**Short task**
Copy every record exactly, and keep the pictures out.

## Begin

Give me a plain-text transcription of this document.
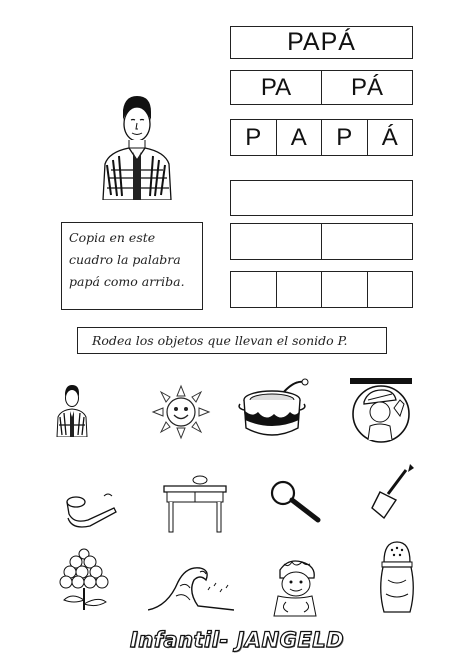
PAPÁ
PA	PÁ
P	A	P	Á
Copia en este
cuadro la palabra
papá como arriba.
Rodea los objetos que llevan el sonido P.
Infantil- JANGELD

## End

**Answer to this task**
Give me a plain-text transcription of this document.
PAPÁ
PA	PÁ
P	A	P	Á
Copia en este
cuadro la palabra
papá como arriba.
Rodea los objetos que llevan el sonido P.
Infantil- JANGELD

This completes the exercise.